======== Information provided ========

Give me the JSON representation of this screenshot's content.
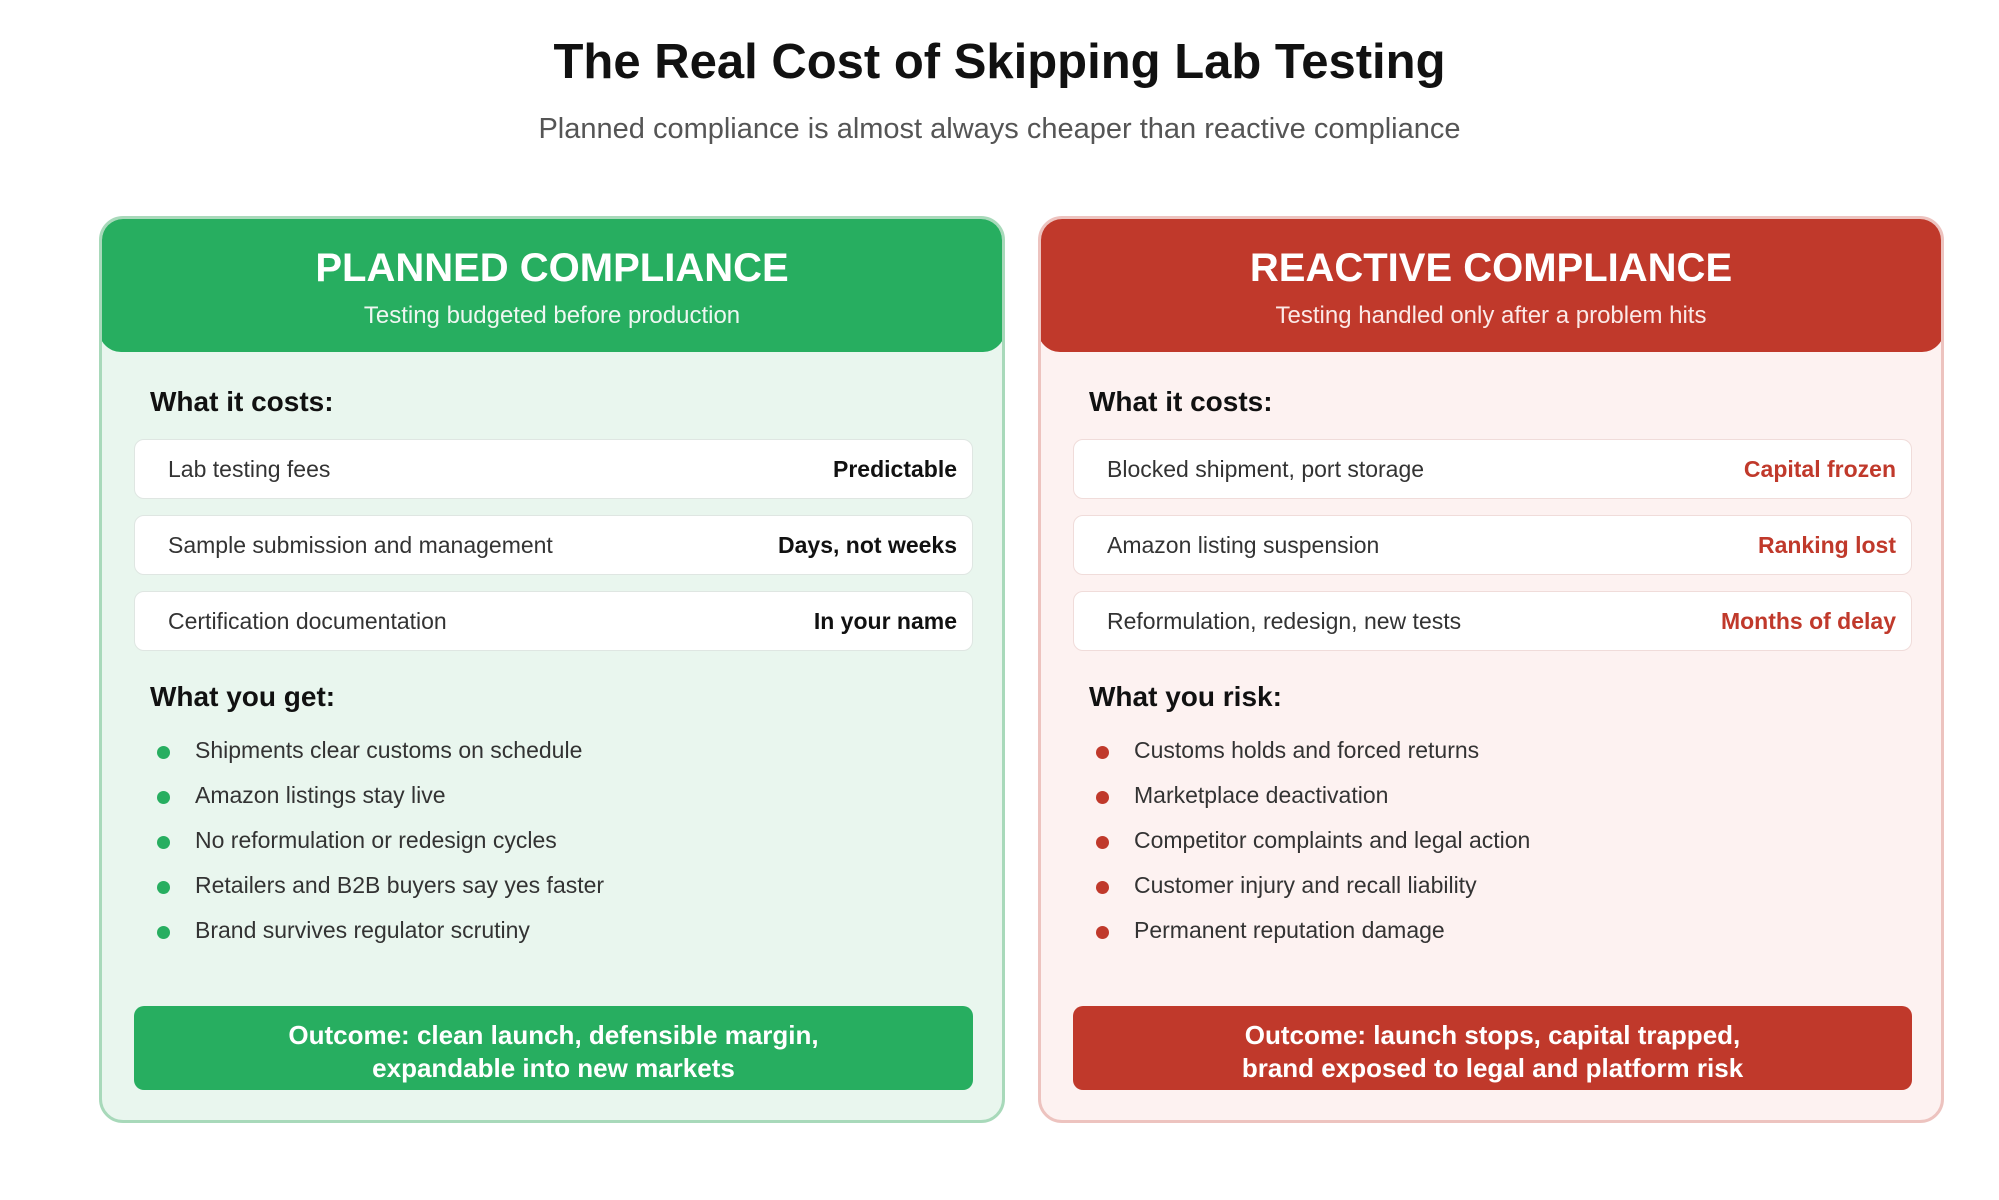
{
  "title": "The Real Cost of Skipping Lab Testing",
  "subtitle": "Planned compliance is almost always cheaper than reactive compliance",
  "planned": {
    "title": "PLANNED COMPLIANCE",
    "subtitle": "Testing budgeted before production",
    "costs_heading": "What it costs:",
    "costs": [
      {
        "label": "Lab testing fees",
        "value": "Predictable"
      },
      {
        "label": "Sample submission and management",
        "value": "Days, not weeks"
      },
      {
        "label": "Certification documentation",
        "value": "In your name"
      }
    ],
    "list_heading": "What you get:",
    "items": [
      "Shipments clear customs on schedule",
      "Amazon listings stay live",
      "No reformulation or redesign cycles",
      "Retailers and B2B buyers say yes faster",
      "Brand survives regulator scrutiny"
    ],
    "outcome_line1": "Outcome: clean launch, defensible margin,",
    "outcome_line2": "expandable into new markets",
    "color": "#27ae60"
  },
  "reactive": {
    "title": "REACTIVE COMPLIANCE",
    "subtitle": "Testing handled only after a problem hits",
    "costs_heading": "What it costs:",
    "costs": [
      {
        "label": "Blocked shipment, port storage",
        "value": "Capital frozen"
      },
      {
        "label": "Amazon listing suspension",
        "value": "Ranking lost"
      },
      {
        "label": "Reformulation, redesign, new tests",
        "value": "Months of delay"
      }
    ],
    "list_heading": "What you risk:",
    "items": [
      "Customs holds and forced returns",
      "Marketplace deactivation",
      "Competitor complaints and legal action",
      "Customer injury and recall liability",
      "Permanent reputation damage"
    ],
    "outcome_line1": "Outcome: launch stops, capital trapped,",
    "outcome_line2": "brand exposed to legal and platform risk",
    "color": "#c0392b"
  }
}
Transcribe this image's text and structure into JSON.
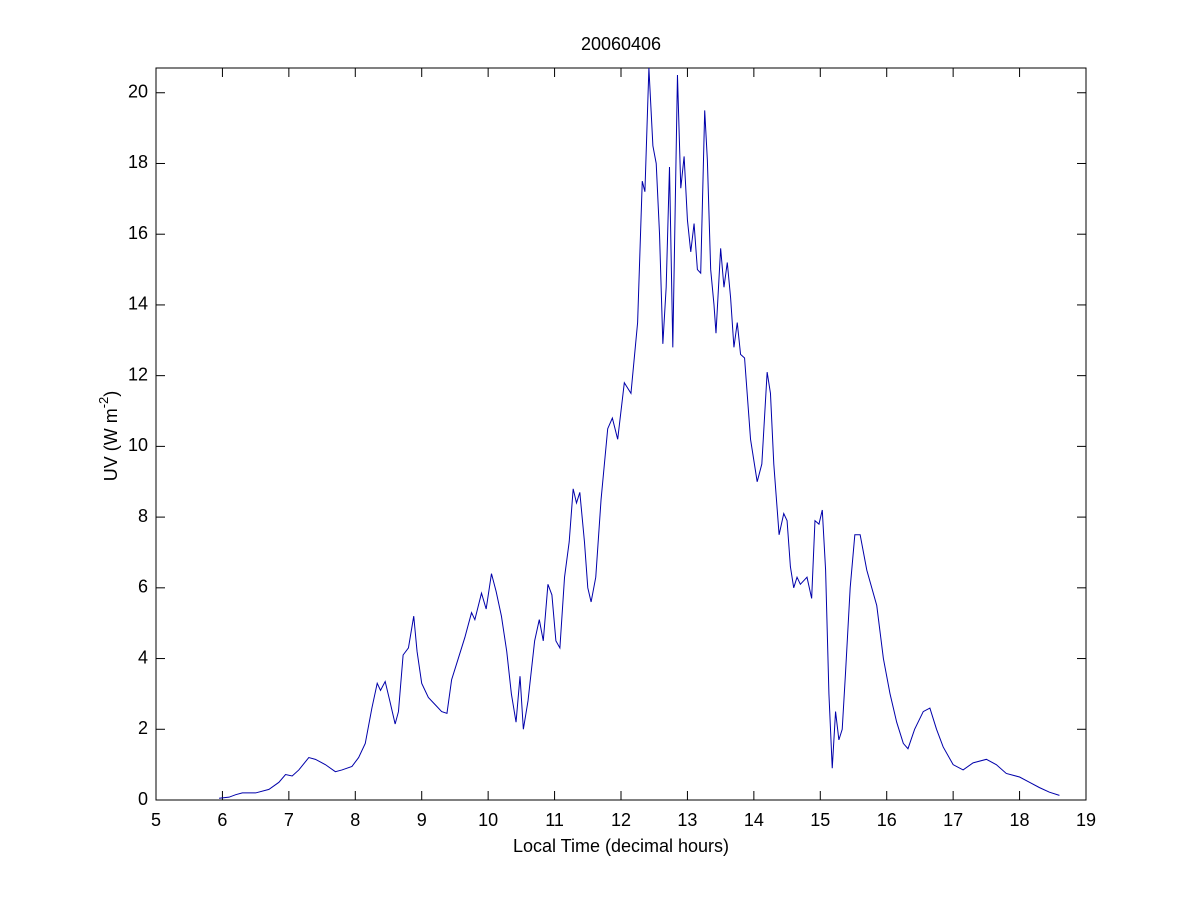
{
  "chart_data": {
    "type": "line",
    "title": "20060406",
    "x_label": "Local Time (decimal hours)",
    "y_label": [
      "UV (W m",
      "-2",
      ")"
    ],
    "xlim": [
      5,
      19
    ],
    "ylim": [
      0,
      20.7
    ],
    "xticks": [
      5,
      6,
      7,
      8,
      9,
      10,
      11,
      12,
      13,
      14,
      15,
      16,
      17,
      18,
      19
    ],
    "yticks": [
      0,
      2,
      4,
      6,
      8,
      10,
      12,
      14,
      16,
      18,
      20
    ],
    "grid": false,
    "series": [
      {
        "color": "#0000aa",
        "x": [
          5.95,
          6.1,
          6.2,
          6.3,
          6.5,
          6.7,
          6.85,
          6.95,
          7.05,
          7.15,
          7.3,
          7.4,
          7.55,
          7.7,
          7.8,
          7.95,
          8.05,
          8.15,
          8.25,
          8.33,
          8.38,
          8.45,
          8.52,
          8.6,
          8.65,
          8.72,
          8.8,
          8.88,
          8.93,
          9.0,
          9.1,
          9.2,
          9.3,
          9.38,
          9.45,
          9.55,
          9.65,
          9.75,
          9.8,
          9.9,
          9.97,
          10.05,
          10.12,
          10.2,
          10.28,
          10.35,
          10.42,
          10.48,
          10.53,
          10.6,
          10.7,
          10.77,
          10.83,
          10.9,
          10.96,
          11.02,
          11.08,
          11.15,
          11.22,
          11.28,
          11.33,
          11.38,
          11.45,
          11.5,
          11.55,
          11.62,
          11.7,
          11.8,
          11.87,
          11.95,
          12.05,
          12.15,
          12.25,
          12.32,
          12.36,
          12.42,
          12.48,
          12.53,
          12.58,
          12.63,
          12.68,
          12.73,
          12.78,
          12.85,
          12.9,
          12.95,
          13.0,
          13.05,
          13.1,
          13.15,
          13.2,
          13.26,
          13.3,
          13.35,
          13.4,
          13.43,
          13.5,
          13.55,
          13.6,
          13.65,
          13.7,
          13.75,
          13.8,
          13.86,
          13.95,
          14.05,
          14.12,
          14.2,
          14.25,
          14.3,
          14.38,
          14.45,
          14.5,
          14.55,
          14.6,
          14.65,
          14.7,
          14.8,
          14.87,
          14.92,
          14.98,
          15.03,
          15.08,
          15.13,
          15.18,
          15.23,
          15.28,
          15.33,
          15.38,
          15.45,
          15.52,
          15.6,
          15.7,
          15.85,
          15.95,
          16.05,
          16.15,
          16.25,
          16.32,
          16.42,
          16.55,
          16.65,
          16.75,
          16.85,
          17.0,
          17.15,
          17.3,
          17.5,
          17.65,
          17.8,
          18.0,
          18.15,
          18.3,
          18.45,
          18.6
        ],
        "values": [
          0.05,
          0.08,
          0.15,
          0.2,
          0.2,
          0.3,
          0.5,
          0.72,
          0.68,
          0.85,
          1.2,
          1.15,
          1.0,
          0.8,
          0.85,
          0.95,
          1.2,
          1.6,
          2.6,
          3.3,
          3.1,
          3.35,
          2.8,
          2.15,
          2.5,
          4.1,
          4.3,
          5.2,
          4.2,
          3.3,
          2.9,
          2.7,
          2.5,
          2.45,
          3.4,
          4.0,
          4.6,
          5.3,
          5.1,
          5.85,
          5.4,
          6.4,
          5.9,
          5.2,
          4.2,
          3.0,
          2.2,
          3.5,
          2.0,
          2.8,
          4.5,
          5.1,
          4.5,
          6.1,
          5.8,
          4.5,
          4.3,
          6.3,
          7.3,
          8.8,
          8.4,
          8.7,
          7.3,
          6.0,
          5.6,
          6.3,
          8.5,
          10.5,
          10.8,
          10.2,
          11.8,
          11.5,
          13.5,
          17.5,
          17.2,
          20.7,
          18.5,
          18.0,
          16.0,
          12.9,
          14.5,
          17.9,
          12.8,
          20.5,
          17.3,
          18.2,
          16.4,
          15.5,
          16.3,
          15.0,
          14.9,
          19.5,
          18.1,
          15.0,
          14.0,
          13.2,
          15.6,
          14.5,
          15.2,
          14.2,
          12.8,
          13.5,
          12.6,
          12.5,
          10.2,
          9.0,
          9.5,
          12.1,
          11.5,
          9.5,
          7.5,
          8.1,
          7.9,
          6.6,
          6.0,
          6.3,
          6.1,
          6.3,
          5.7,
          7.9,
          7.8,
          8.2,
          6.5,
          3.0,
          0.9,
          2.5,
          1.7,
          2.0,
          3.6,
          6.0,
          7.5,
          7.5,
          6.5,
          5.5,
          4.0,
          3.0,
          2.2,
          1.6,
          1.45,
          2.0,
          2.5,
          2.6,
          2.0,
          1.5,
          1.0,
          0.85,
          1.05,
          1.15,
          1.0,
          0.75,
          0.65,
          0.5,
          0.35,
          0.22,
          0.13
        ]
      }
    ]
  }
}
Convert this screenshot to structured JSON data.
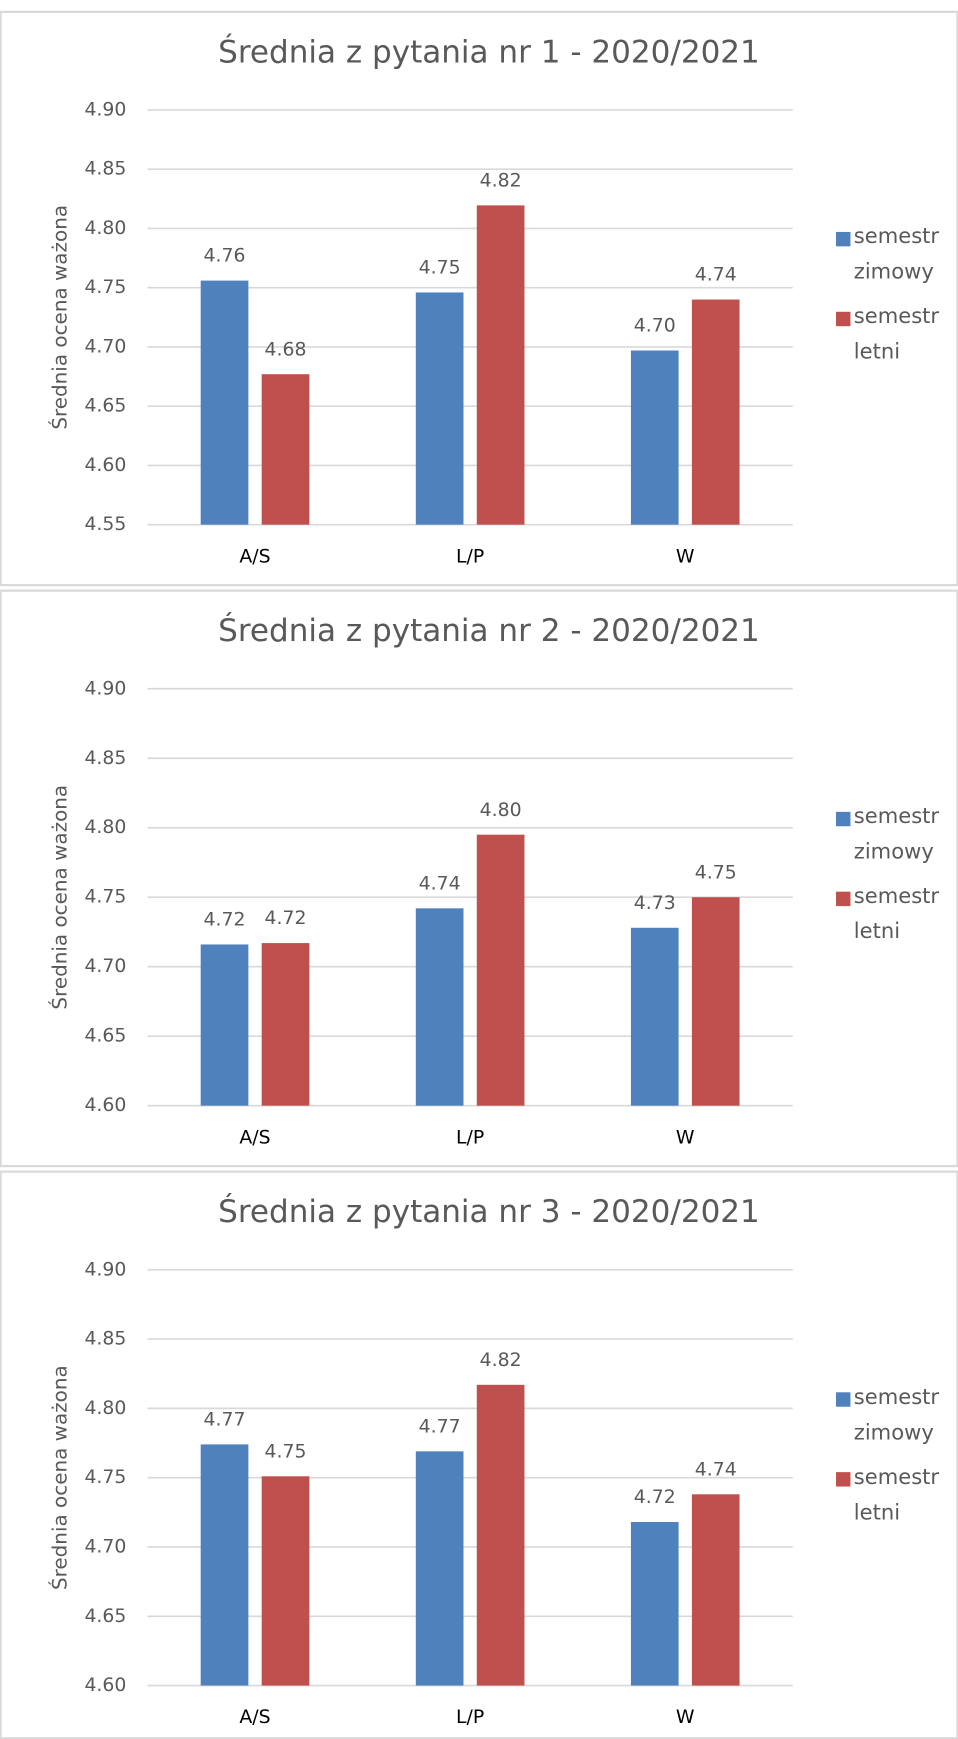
{
  "chart_data": [
    {
      "type": "bar",
      "title": "Średnia z pytania nr 1 - 2020/2021",
      "y_label": "Średnia ocena ważona",
      "categories": [
        "A/S",
        "L/P",
        "W"
      ],
      "series": [
        {
          "name": "semestr zimowy",
          "color": "#4f81bd",
          "values": [
            4.756,
            4.746,
            4.697
          ],
          "value_labels": [
            "4.76",
            "4.75",
            "4.70"
          ]
        },
        {
          "name": "semestr letni",
          "color": "#c0504d",
          "values": [
            4.677,
            4.8195,
            4.74
          ],
          "value_labels": [
            "4.68",
            "4.82",
            "4.74"
          ]
        }
      ],
      "ylim": [
        4.55,
        4.9
      ],
      "yticks": [
        {
          "value": 4.55,
          "label": "4.55"
        },
        {
          "value": 4.6,
          "label": "4.60"
        },
        {
          "value": 4.65,
          "label": "4.65"
        },
        {
          "value": 4.7,
          "label": "4.70"
        },
        {
          "value": 4.75,
          "label": "4.75"
        },
        {
          "value": 4.8,
          "label": "4.80"
        },
        {
          "value": 4.85,
          "label": "4.85"
        },
        {
          "value": 4.9,
          "label": "4.90"
        }
      ],
      "grid": true,
      "legend": "right"
    },
    {
      "type": "bar",
      "title": "Średnia z pytania nr 2 - 2020/2021",
      "y_label": "Średnia ocena ważona",
      "categories": [
        "A/S",
        "L/P",
        "W"
      ],
      "series": [
        {
          "name": "semestr zimowy",
          "color": "#4f81bd",
          "values": [
            4.716,
            4.742,
            4.728
          ],
          "value_labels": [
            "4.72",
            "4.74",
            "4.73"
          ]
        },
        {
          "name": "semestr letni",
          "color": "#c0504d",
          "values": [
            4.717,
            4.795,
            4.75
          ],
          "value_labels": [
            "4.72",
            "4.80",
            "4.75"
          ]
        }
      ],
      "ylim": [
        4.6,
        4.9
      ],
      "yticks": [
        {
          "value": 4.6,
          "label": "4.60"
        },
        {
          "value": 4.65,
          "label": "4.65"
        },
        {
          "value": 4.7,
          "label": "4.70"
        },
        {
          "value": 4.75,
          "label": "4.75"
        },
        {
          "value": 4.8,
          "label": "4.80"
        },
        {
          "value": 4.85,
          "label": "4.85"
        },
        {
          "value": 4.9,
          "label": "4.90"
        }
      ],
      "grid": true,
      "legend": "right"
    },
    {
      "type": "bar",
      "title": "Średnia z pytania nr 3 - 2020/2021",
      "y_label": "Średnia ocena ważona",
      "categories": [
        "A/S",
        "L/P",
        "W"
      ],
      "series": [
        {
          "name": "semestr zimowy",
          "color": "#4f81bd",
          "values": [
            4.774,
            4.769,
            4.718
          ],
          "value_labels": [
            "4.77",
            "4.77",
            "4.72"
          ]
        },
        {
          "name": "semestr letni",
          "color": "#c0504d",
          "values": [
            4.751,
            4.817,
            4.738
          ],
          "value_labels": [
            "4.75",
            "4.82",
            "4.74"
          ]
        }
      ],
      "ylim": [
        4.6,
        4.9
      ],
      "yticks": [
        {
          "value": 4.6,
          "label": "4.60"
        },
        {
          "value": 4.65,
          "label": "4.65"
        },
        {
          "value": 4.7,
          "label": "4.70"
        },
        {
          "value": 4.75,
          "label": "4.75"
        },
        {
          "value": 4.8,
          "label": "4.80"
        },
        {
          "value": 4.85,
          "label": "4.85"
        },
        {
          "value": 4.9,
          "label": "4.90"
        }
      ],
      "grid": true,
      "legend": "right"
    }
  ]
}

========

Write only the number of lines that include "redesign".

2